GIVEN DATA:
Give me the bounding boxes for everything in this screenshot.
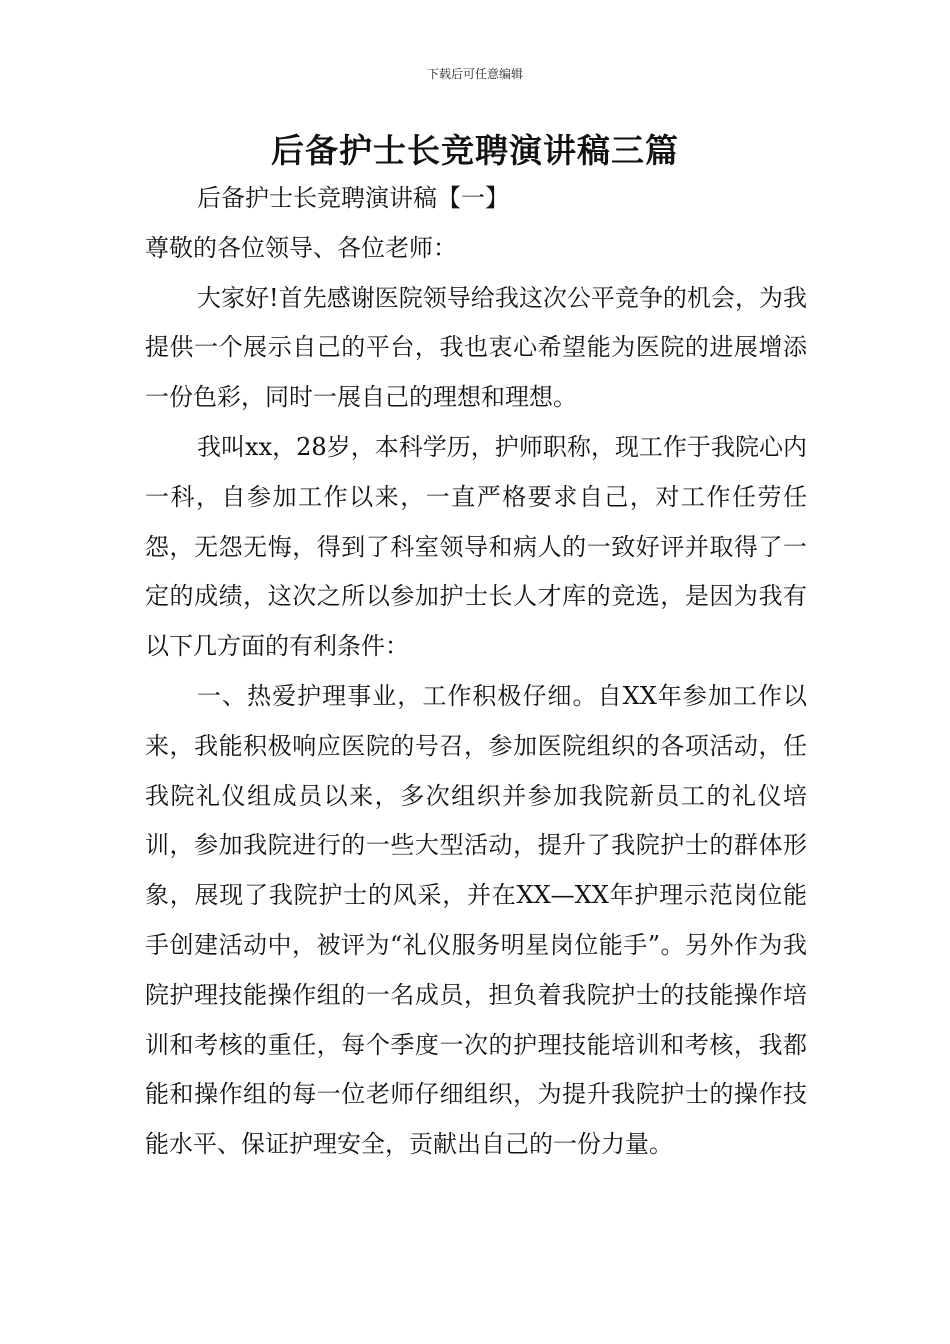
section-subheading: 后备护士长竞聘演讲稿【一】	[197, 184, 509, 212]
paragraph-introduction: 我叫xx，28岁，本科学历，护师职称，现工作于我院心内一科，自参加工作以来，一直严格要求自己，对工作任劳任怨，无怨无悔，得到了科室领导和病人的一致好评并取得了一定的成绩，这次之所以参加护士长人才库的竞选，是因为我有以下几方面的有利条件：	[145, 432, 807, 661]
header-note: 下载后可任意编辑	[426, 67, 523, 81]
paragraph-greeting: 大家好!首先感谢医院领导给我这次公平竞争的机会，为我提供一个展示自己的平台，我也衷心希望能为医院的进展增添一份色彩，同时一展自己的理想和理想。	[145, 283, 807, 412]
document-title: 后备护士长竞聘演讲稿三篇	[271, 131, 679, 170]
salutation: 尊敬的各位领导、各位老师：	[145, 233, 457, 262]
paragraph-point-one: 一、热爱护理事业，工作积极仔细。自XX年参加工作以来，我能积极响应医院的号召，参加医院组织的各项活动，任我院礼仪组成员以来，多次组织并参加我院新员工的礼仪培训，参加我院进行的一些大型活动，提升了我院护士的群体形象，展现了我院护士的风采，并在XX—XX年护理示范岗位能手创建活动中，被评为“礼仪服务明星岗位能手”。另外作为我院护理技能操作组的一名成员，担负着我院护士的技能操作培训和考核的重任，每个季度一次的护理技能培训和考核，我都能和操作组的每一位老师仔细组织，为提升我院护士的操作技能水平、保证护理安全，贡献出自己的一份力量。	[145, 681, 807, 1159]
document-body	[145, 174, 807, 1170]
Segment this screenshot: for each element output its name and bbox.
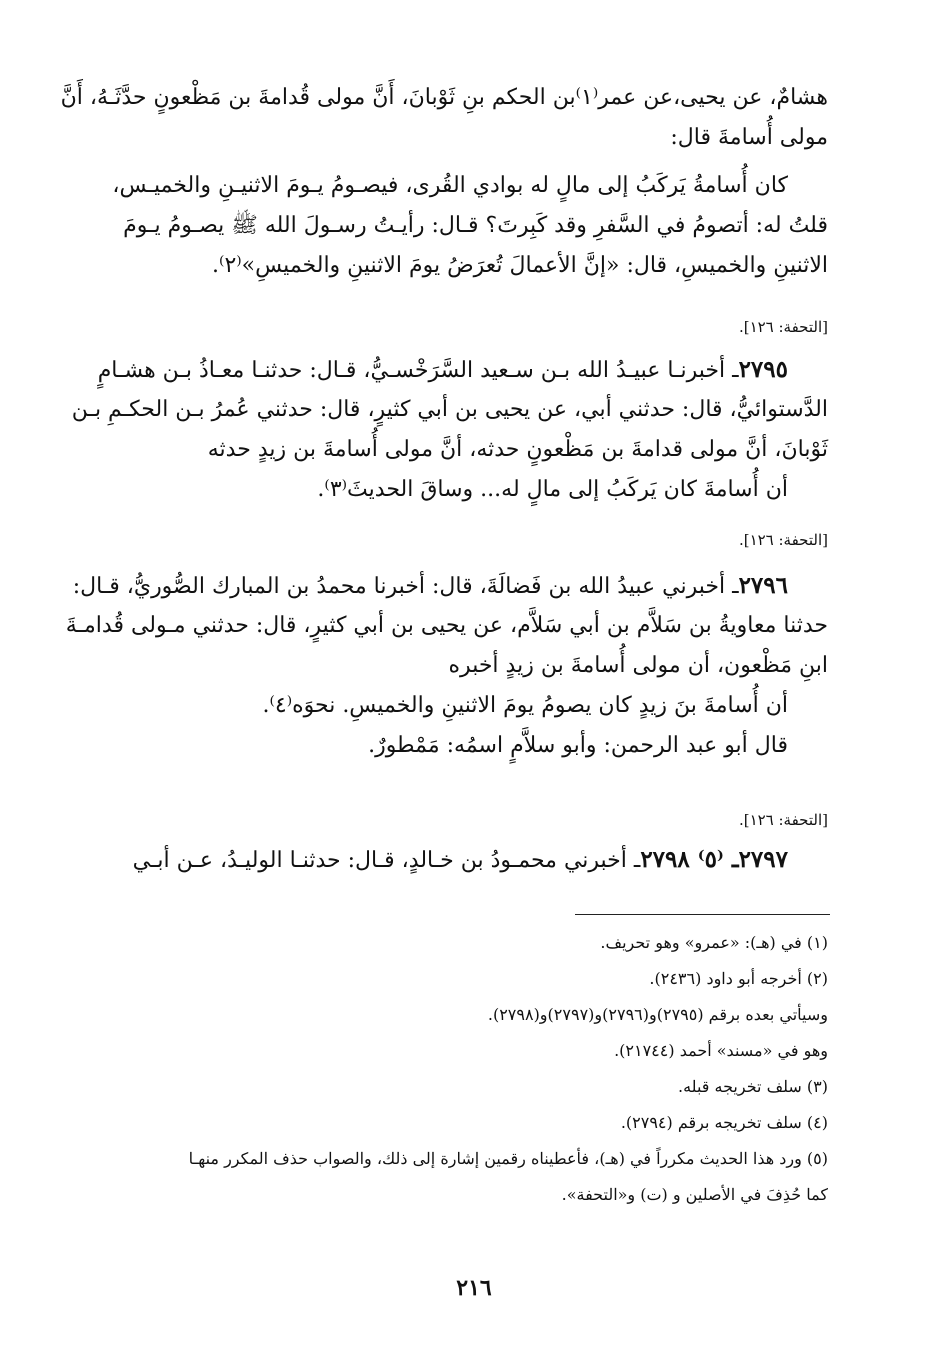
hadith-2794-matn (112, 166, 828, 286)
footnote-line: وسيأتي بعده برقم (٢٧٩٥)و(٢٧٩٦)و(٢٧٩٧)و(٢٧٩٨). (487, 1005, 828, 1024)
tuhfa-reference-text: [التحفة: ١٢٦]. (738, 318, 828, 336)
footnotes (128, 925, 828, 1213)
text-span: ـ أخبرني محمـودُ بن خـالدٍ، قـال: حدثنـا الوليـدُ، عـن أبـي (132, 848, 641, 873)
footnote-line: (٤) سلف تخريجه برقم (٢٧٩٤). (620, 1113, 828, 1132)
text-line (72, 566, 828, 606)
text-line: ثَوْبانَ، أنَّ مولى قدامةَ بن مَظْعونٍ حدثه، أنَّ مولى أُسامةَ بن زيدٍ حدثه (207, 437, 828, 462)
text-line (97, 350, 828, 390)
hadith-2796 (65, 566, 828, 766)
footnote-line: كما حُذِفَ في الأصلين و (ت) و«التحفة». (561, 1185, 828, 1204)
hadith-2794-continuation (60, 78, 828, 158)
hadith-number: ٢٧٩٦ (738, 572, 788, 599)
text-line: ابنِ مَظْعون، أن مولى أُسامةَ بن زيدٍ أخبره (448, 653, 828, 678)
text-line (128, 840, 828, 880)
text-line: أن أُسامةَ كان يَركَبُ إلى مالٍ له... وساقَ الحديثَ⁽٣⁾. (317, 477, 788, 502)
text-line: الاثنينِ والخميسِ، قال: «إنَّ الأعمالَ تُعرَضُ يومَ الاثنينِ والخميسِ»⁽٢⁾. (212, 253, 828, 278)
tuhfa-reference-text: [التحفة: ١٢٦]. (738, 531, 828, 549)
text-line: الدَّستوائيُّ، قال: حدثني أبي، عن يحيى بن أبي كثيرٍ، قال: حدثني عُمرُ بـن الحكـمِ بـن (71, 397, 828, 422)
hadith-2797-2798 (128, 840, 828, 880)
text-span: ـ أخبرنـا عبيـدُ الله بـن سـعيد السَّرَخْسـيُّ، قـال: حدثنـا معـاذُ بـن هشـامٍ (97, 358, 739, 383)
tuhfa-reference (128, 312, 828, 342)
hadith-number: ٢٧٩٧ـ ⁽٥⁾ ٢٧٩٨ (640, 846, 788, 873)
footnote-line: (٣) سلف تخريجه قبله. (677, 1077, 828, 1096)
tuhfa-reference (128, 805, 828, 835)
footnote-line: (١) في (هـ): «عمرو» وهو تحريف. (600, 933, 828, 952)
footnote-line: وهو في «مسند» أحمد (٢١٧٤٤). (614, 1041, 828, 1060)
footnote-line: (٥) ورد هذا الحديث مكرراً في (هـ)، فأعطيناه رقمين إشارة إلى ذلك، والصواب حذف المكرر منهـا (188, 1149, 828, 1168)
text-line: قلتُ له: أتصومُ في السَّفرِ وقد كَبِرتَ؟ قـال: رأيـتُ رسـولَ الله ﷺ يصـومُ يـومَ (123, 213, 828, 238)
footnote-divider (575, 914, 830, 915)
text-line: مولى أُسامةَ قال: (670, 125, 828, 150)
text-span: ـ أخبرني عبيدُ الله بن فَضالَةَ، قال: أخبرنا محمدُ بن المبارك الصُّوريُّ، قـال: (72, 574, 739, 599)
tuhfa-reference (128, 525, 828, 555)
text-line: قال أبو عبد الرحمن: وأبو سلاَّمٍ اسمُه: مَمْطورٌ. (368, 733, 788, 758)
text-line: كان أُسامةُ يَركَبُ إلى مالٍ له بوادي القُرى، فيصـومُ يـومَ الاثنيـنِ والخميـس، (112, 173, 788, 198)
page-number: ٢١٦ (456, 1275, 492, 1301)
hadith-number: ٢٧٩٥ (738, 356, 788, 383)
text-line: حدثنا معاويةُ بن سَلاَّم بن أبي سَلاَّم، عن يحيى بن أبي كثيرٍ، قال: حدثني مـولى قُدامـةَ (65, 613, 828, 638)
text-line: هشامٌ، عن يحيى،عن عمر⁽١⁾بن الحكم بنِ ثَوْبانَ، أَنَّ مولى قُدامةَ بن مَظْعونٍ حدَّثَـهُ، أَنَّ (60, 85, 828, 110)
text-line: أن أُسامةَ بنَ زيدٍ كان يصومُ يومَ الاثنينِ والخميسِ. نحوَه⁽٤⁾. (262, 693, 788, 718)
footnote-line: (٢) أخرجه أبو داود (٢٤٣٦). (649, 969, 828, 988)
hadith-2795 (71, 350, 828, 510)
tuhfa-reference-text: [التحفة: ١٢٦]. (738, 811, 828, 829)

WRITTEN EXERCISE: Take the lines from the one containing "184, 509, 212]" through the one containing "Segment this screenshot: for", inclusive, and write them out again with "document-title" swapped for "main-title". Leave everything else unchanged.

COMPLETE ANSWER:
section-subheading: 后备护士长竞聘演讲稿【一】	[197, 184, 509, 212]
paragraph-introduction: 我叫xx，28岁，本科学历，护师职称，现工作于我院心内一科，自参加工作以来，一直严格要求自己，对工作任劳任怨，无怨无悔，得到了科室领导和病人的一致好评并取得了一定的成绩，这次之所以参加护士长人才库的竞选，是因为我有以下几方面的有利条件：	[145, 432, 807, 661]
header-note: 下载后可任意编辑	[426, 67, 523, 81]
paragraph-greeting: 大家好!首先感谢医院领导给我这次公平竞争的机会，为我提供一个展示自己的平台，我也衷心希望能为医院的进展增添一份色彩，同时一展自己的理想和理想。	[145, 283, 807, 412]
main-title: 后备护士长竞聘演讲稿三篇	[271, 131, 679, 170]
salutation: 尊敬的各位领导、各位老师：	[145, 233, 457, 262]
paragraph-point-one: 一、热爱护理事业，工作积极仔细。自XX年参加工作以来，我能积极响应医院的号召，参加医院组织的各项活动，任我院礼仪组成员以来，多次组织并参加我院新员工的礼仪培训，参加我院进行的一些大型活动，提升了我院护士的群体形象，展现了我院护士的风采，并在XX—XX年护理示范岗位能手创建活动中，被评为“礼仪服务明星岗位能手”。另外作为我院护理技能操作组的一名成员，担负着我院护士的技能操作培训和考核的重任，每个季度一次的护理技能培训和考核，我都能和操作组的每一位老师仔细组织，为提升我院护士的操作技能水平、保证护理安全，贡献出自己的一份力量。	[145, 681, 807, 1159]
document-body	[145, 174, 807, 1170]
Segment this screenshot: for each element output its name and bbox.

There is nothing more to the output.